- Layout region items
□ □ □ □
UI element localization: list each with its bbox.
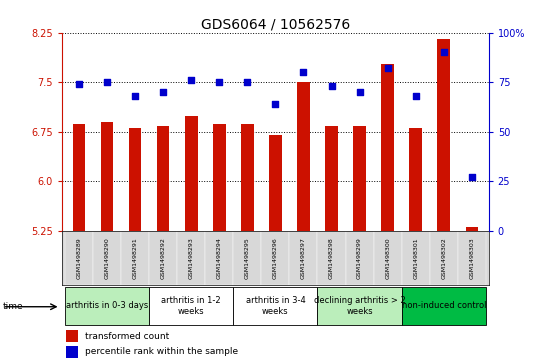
FancyBboxPatch shape xyxy=(233,287,318,325)
Bar xyxy=(149,231,177,285)
FancyBboxPatch shape xyxy=(402,287,486,325)
Bar xyxy=(346,231,374,285)
Bar xyxy=(318,231,346,285)
Bar xyxy=(374,231,402,285)
Point xyxy=(468,174,476,180)
Bar xyxy=(185,116,198,231)
Text: GSM1498296: GSM1498296 xyxy=(273,237,278,279)
Point xyxy=(299,69,308,75)
FancyBboxPatch shape xyxy=(149,287,233,325)
Text: arthritis in 1-2
weeks: arthritis in 1-2 weeks xyxy=(161,296,221,315)
Bar xyxy=(269,135,282,231)
Text: GSM1498299: GSM1498299 xyxy=(357,237,362,279)
Bar xyxy=(72,124,85,231)
Point xyxy=(355,89,364,95)
Text: declining arthritis > 2
weeks: declining arthritis > 2 weeks xyxy=(314,296,406,315)
Bar xyxy=(261,231,289,285)
Text: transformed count: transformed count xyxy=(85,332,169,341)
Bar xyxy=(409,128,422,231)
Text: arthritis in 0-3 days: arthritis in 0-3 days xyxy=(66,301,148,310)
FancyBboxPatch shape xyxy=(65,287,149,325)
Text: GSM1498303: GSM1498303 xyxy=(469,237,474,279)
Bar xyxy=(100,122,113,231)
Bar xyxy=(121,231,149,285)
Text: time: time xyxy=(3,302,23,311)
Title: GDS6064 / 10562576: GDS6064 / 10562576 xyxy=(201,17,350,32)
Text: arthritis in 3-4
weeks: arthritis in 3-4 weeks xyxy=(246,296,305,315)
Bar xyxy=(213,124,226,231)
Point xyxy=(215,79,224,85)
Text: non-induced control: non-induced control xyxy=(402,301,486,310)
Text: GSM1498301: GSM1498301 xyxy=(413,237,418,278)
Bar xyxy=(65,231,93,285)
Point xyxy=(243,79,252,85)
Point xyxy=(75,81,83,87)
Bar xyxy=(437,39,450,231)
Point xyxy=(440,49,448,55)
Text: GSM1498294: GSM1498294 xyxy=(217,237,222,279)
Bar xyxy=(297,82,310,231)
Bar xyxy=(233,231,261,285)
Point xyxy=(411,93,420,99)
Point xyxy=(327,83,336,89)
Bar xyxy=(93,231,121,285)
Text: GSM1498291: GSM1498291 xyxy=(133,237,138,279)
Bar xyxy=(66,330,78,342)
Text: GSM1498289: GSM1498289 xyxy=(77,237,82,279)
Text: GSM1498292: GSM1498292 xyxy=(160,237,166,279)
Bar xyxy=(465,227,478,231)
Bar xyxy=(430,231,458,285)
Bar xyxy=(157,126,170,231)
Bar xyxy=(402,231,430,285)
Text: percentile rank within the sample: percentile rank within the sample xyxy=(85,347,238,356)
Bar xyxy=(205,231,233,285)
Bar xyxy=(66,346,78,358)
Point xyxy=(271,101,280,107)
Point xyxy=(159,89,167,95)
Bar xyxy=(381,64,394,231)
Bar xyxy=(289,231,318,285)
Text: GSM1498297: GSM1498297 xyxy=(301,237,306,279)
Point xyxy=(383,65,392,71)
Bar xyxy=(129,128,141,231)
Bar xyxy=(177,231,205,285)
Bar xyxy=(458,231,486,285)
Text: GSM1498295: GSM1498295 xyxy=(245,237,250,279)
Bar xyxy=(241,124,254,231)
Point xyxy=(131,93,139,99)
Text: GSM1498298: GSM1498298 xyxy=(329,237,334,279)
Bar xyxy=(353,126,366,231)
Bar xyxy=(325,126,338,231)
Point xyxy=(103,79,111,85)
Point xyxy=(187,77,195,83)
Text: GSM1498300: GSM1498300 xyxy=(385,237,390,278)
Text: GSM1498302: GSM1498302 xyxy=(441,237,446,279)
FancyBboxPatch shape xyxy=(318,287,402,325)
Text: GSM1498293: GSM1498293 xyxy=(188,237,194,279)
Text: GSM1498290: GSM1498290 xyxy=(105,237,110,279)
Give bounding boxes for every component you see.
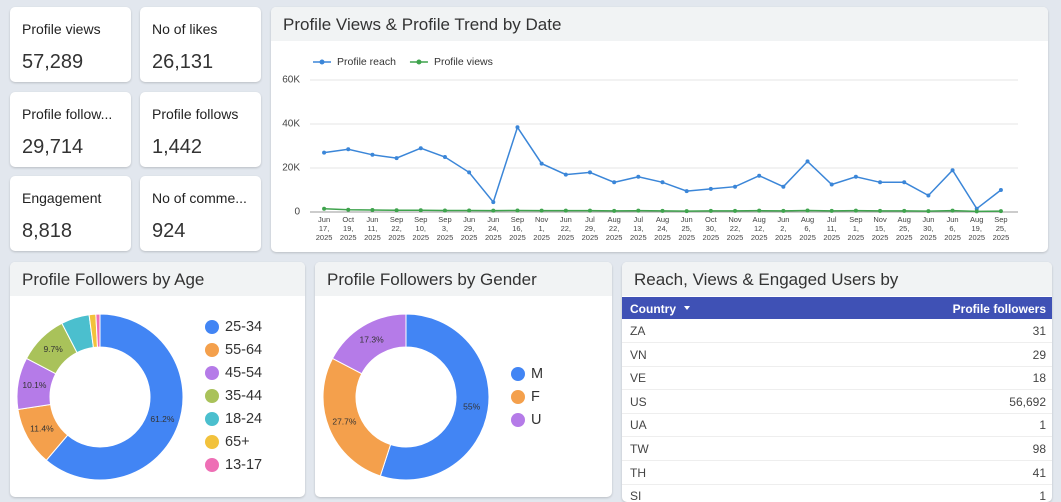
table-card: Reach, Views & Engaged Users by Country …	[622, 262, 1052, 502]
kpi-value: 29,714	[22, 136, 84, 158]
kpi-value: 924	[152, 220, 186, 242]
table-cell: 29	[1032, 347, 1046, 362]
kpi-title: Profile follow...	[22, 106, 113, 122]
sort-icon[interactable]	[684, 306, 690, 310]
kpi-value: 57,289	[22, 51, 84, 73]
kpi-card[interactable]: Profile follows 1,442	[140, 92, 261, 167]
table-cell: UA	[630, 418, 647, 433]
table-cell: VE	[630, 371, 647, 386]
column-header[interactable]: Profile followers	[952, 302, 1046, 316]
kpi-title: No of comme...	[152, 190, 247, 206]
table-row: UA 1	[622, 413, 1052, 438]
kpi-card[interactable]: Profile views 57,289	[10, 7, 131, 82]
table-row: US 56,692	[622, 390, 1052, 414]
table-cell: ZA	[630, 324, 646, 338]
table-row: VN 29	[622, 343, 1052, 367]
table-row: VE 18	[622, 366, 1052, 391]
kpi-card[interactable]: No of likes 26,131	[140, 7, 261, 82]
table-cell: TH	[630, 465, 646, 480]
table-row: ZA 31	[622, 319, 1052, 343]
card-title: Profile Followers by Age	[10, 262, 305, 296]
card-title: Profile Views & Profile Trend by Date	[271, 7, 1048, 41]
table-cell: VN	[630, 347, 647, 362]
table-header: Country Profile followers	[622, 297, 1052, 319]
kpi-value: 8,818	[22, 220, 73, 242]
table-cell: 31	[1032, 324, 1046, 338]
age-card: Profile Followers by Age	[10, 262, 305, 497]
kpi-card[interactable]: Engagement 8,818	[10, 176, 131, 251]
table-cell: 1	[1039, 489, 1046, 502]
kpi-card[interactable]: No of comme... 924	[140, 176, 261, 251]
kpi-value: 26,131	[152, 51, 214, 73]
kpi-card[interactable]: Profile follow... 29,714	[10, 92, 131, 167]
kpi-title: No of likes	[152, 21, 218, 37]
gender-card: Profile Followers by Gender	[315, 262, 612, 497]
table-cell: 18	[1032, 371, 1046, 386]
table-row: TW 98	[622, 437, 1052, 461]
kpi-title: Profile follows	[152, 106, 239, 122]
table-cell: TW	[630, 442, 649, 456]
kpi-title: Engagement	[22, 190, 102, 206]
table-cell: 1	[1039, 418, 1046, 433]
kpi-title: Profile views	[22, 21, 101, 37]
table-cell: SI	[630, 489, 642, 502]
table-cell: 41	[1032, 465, 1046, 480]
card-title: Reach, Views & Engaged Users by	[622, 262, 1052, 296]
column-header[interactable]: Country	[630, 302, 676, 316]
table-cell: 98	[1032, 442, 1046, 456]
table-row: SI 1	[622, 484, 1052, 502]
kpi-value: 1,442	[152, 136, 203, 158]
line-card: Profile Views & Profile Trend by Date	[271, 7, 1048, 252]
table-row: TH 41	[622, 461, 1052, 485]
table-cell: 56,692	[1009, 394, 1046, 409]
card-title: Profile Followers by Gender	[315, 262, 612, 296]
table-cell: US	[630, 394, 647, 409]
□ □ □ □
- What you are asked to do
Copy out every line of the items above word for word, leaving out the pictures.

- Exercise response
UI element localization: list each with its bbox.
FancyBboxPatch shape xyxy=(233,287,318,325)
Bar xyxy=(149,231,177,285)
FancyBboxPatch shape xyxy=(402,287,486,325)
Bar xyxy=(346,231,374,285)
Bar xyxy=(318,231,346,285)
Bar xyxy=(374,231,402,285)
Point xyxy=(468,174,476,180)
Bar xyxy=(185,116,198,231)
Text: GSM1498296: GSM1498296 xyxy=(273,237,278,279)
Point xyxy=(299,69,308,75)
FancyBboxPatch shape xyxy=(149,287,233,325)
Text: arthritis in 1-2
weeks: arthritis in 1-2 weeks xyxy=(161,296,221,315)
Bar xyxy=(269,135,282,231)
Text: GSM1498299: GSM1498299 xyxy=(357,237,362,279)
Bar xyxy=(72,124,85,231)
Point xyxy=(355,89,364,95)
Text: declining arthritis > 2
weeks: declining arthritis > 2 weeks xyxy=(314,296,406,315)
Bar xyxy=(261,231,289,285)
Text: transformed count: transformed count xyxy=(85,332,169,341)
Bar xyxy=(409,128,422,231)
Text: arthritis in 0-3 days: arthritis in 0-3 days xyxy=(66,301,148,310)
FancyBboxPatch shape xyxy=(65,287,149,325)
Text: GSM1498303: GSM1498303 xyxy=(469,237,474,279)
Bar xyxy=(100,122,113,231)
Bar xyxy=(121,231,149,285)
Text: time: time xyxy=(3,302,23,311)
Title: GDS6064 / 10562576: GDS6064 / 10562576 xyxy=(201,17,350,32)
Text: arthritis in 3-4
weeks: arthritis in 3-4 weeks xyxy=(246,296,305,315)
Bar xyxy=(213,124,226,231)
Point xyxy=(215,79,224,85)
Text: non-induced control: non-induced control xyxy=(402,301,486,310)
Text: GSM1498301: GSM1498301 xyxy=(413,237,418,278)
Bar xyxy=(65,231,93,285)
Point xyxy=(243,79,252,85)
Point xyxy=(75,81,83,87)
Bar xyxy=(437,39,450,231)
Point xyxy=(440,49,448,55)
Text: GSM1498294: GSM1498294 xyxy=(217,237,222,279)
Bar xyxy=(297,82,310,231)
Bar xyxy=(233,231,261,285)
Point xyxy=(411,93,420,99)
Point xyxy=(327,83,336,89)
Bar xyxy=(93,231,121,285)
Text: GSM1498291: GSM1498291 xyxy=(133,237,138,279)
Bar xyxy=(66,330,78,342)
Text: GSM1498289: GSM1498289 xyxy=(77,237,82,279)
Text: GSM1498292: GSM1498292 xyxy=(160,237,166,279)
Bar xyxy=(465,227,478,231)
Bar xyxy=(430,231,458,285)
Bar xyxy=(157,126,170,231)
Bar xyxy=(402,231,430,285)
Text: percentile rank within the sample: percentile rank within the sample xyxy=(85,347,238,356)
Bar xyxy=(205,231,233,285)
Bar xyxy=(66,346,78,358)
Point xyxy=(271,101,280,107)
Point xyxy=(159,89,167,95)
Bar xyxy=(381,64,394,231)
Bar xyxy=(289,231,318,285)
Text: GSM1498297: GSM1498297 xyxy=(301,237,306,279)
Point xyxy=(383,65,392,71)
Bar xyxy=(129,128,141,231)
Bar xyxy=(177,231,205,285)
Bar xyxy=(458,231,486,285)
Text: GSM1498295: GSM1498295 xyxy=(245,237,250,279)
Bar xyxy=(241,124,254,231)
Point xyxy=(131,93,139,99)
Text: GSM1498298: GSM1498298 xyxy=(329,237,334,279)
Bar xyxy=(353,126,366,231)
Bar xyxy=(325,126,338,231)
Point xyxy=(103,79,111,85)
Point xyxy=(187,77,195,83)
Text: GSM1498300: GSM1498300 xyxy=(385,237,390,278)
Text: GSM1498302: GSM1498302 xyxy=(441,237,446,279)
FancyBboxPatch shape xyxy=(318,287,402,325)
Text: GSM1498293: GSM1498293 xyxy=(188,237,194,279)
Text: GSM1498290: GSM1498290 xyxy=(105,237,110,279)
Give bounding boxes for every component you see.
table-card: Reach, Views & Engaged Users by Country …	[622, 262, 1052, 502]
kpi-value: 29,714	[22, 136, 84, 158]
kpi-value: 924	[152, 220, 186, 242]
table-cell: 29	[1032, 347, 1046, 362]
kpi-title: Profile follow...	[22, 106, 113, 122]
sort-icon[interactable]	[684, 306, 690, 310]
kpi-value: 57,289	[22, 51, 84, 73]
kpi-card[interactable]: Profile follows 1,442	[140, 92, 261, 167]
table-cell: UA	[630, 418, 647, 433]
table-cell: VE	[630, 371, 647, 386]
column-header[interactable]: Profile followers	[952, 302, 1046, 316]
kpi-title: No of comme...	[152, 190, 247, 206]
table-row: UA 1	[622, 413, 1052, 438]
kpi-card[interactable]: Profile views 57,289	[10, 7, 131, 82]
table-row: US 56,692	[622, 390, 1052, 414]
table-cell: ZA	[630, 324, 646, 338]
table-row: VN 29	[622, 343, 1052, 367]
table-row: VE 18	[622, 366, 1052, 391]
kpi-card[interactable]: No of likes 26,131	[140, 7, 261, 82]
table-cell: TH	[630, 465, 646, 480]
table-row: ZA 31	[622, 319, 1052, 343]
card-title: Profile Followers by Age	[10, 262, 305, 296]
card-title: Profile Views & Profile Trend by Date	[271, 7, 1048, 41]
table-cell: VN	[630, 347, 647, 362]
table-header: Country Profile followers	[622, 297, 1052, 319]
kpi-value: 8,818	[22, 220, 73, 242]
table-cell: 31	[1032, 324, 1046, 338]
age-card: Profile Followers by Age	[10, 262, 305, 497]
kpi-card[interactable]: Engagement 8,818	[10, 176, 131, 251]
table-cell: 1	[1039, 489, 1046, 502]
kpi-card[interactable]: No of comme... 924	[140, 176, 261, 251]
kpi-value: 26,131	[152, 51, 214, 73]
kpi-card[interactable]: Profile follow... 29,714	[10, 92, 131, 167]
kpi-title: No of likes	[152, 21, 218, 37]
gender-card: Profile Followers by Gender	[315, 262, 612, 497]
table-cell: 18	[1032, 371, 1046, 386]
table-row: TW 98	[622, 437, 1052, 461]
kpi-title: Profile follows	[152, 106, 239, 122]
table-cell: TW	[630, 442, 649, 456]
kpi-title: Engagement	[22, 190, 102, 206]
table-cell: 1	[1039, 418, 1046, 433]
kpi-title: Profile views	[22, 21, 101, 37]
table-cell: SI	[630, 489, 642, 502]
table-cell: 41	[1032, 465, 1046, 480]
card-title: Reach, Views & Engaged Users by	[622, 262, 1052, 296]
column-header[interactable]: Country	[630, 302, 676, 316]
table-cell: 98	[1032, 442, 1046, 456]
table-row: SI 1	[622, 484, 1052, 502]
kpi-value: 1,442	[152, 136, 203, 158]
line-card: Profile Views & Profile Trend by Date	[271, 7, 1048, 252]
table-row: TH 41	[622, 461, 1052, 485]
table-cell: 56,692	[1009, 394, 1046, 409]
card-title: Profile Followers by Gender	[315, 262, 612, 296]
table-cell: US	[630, 394, 647, 409]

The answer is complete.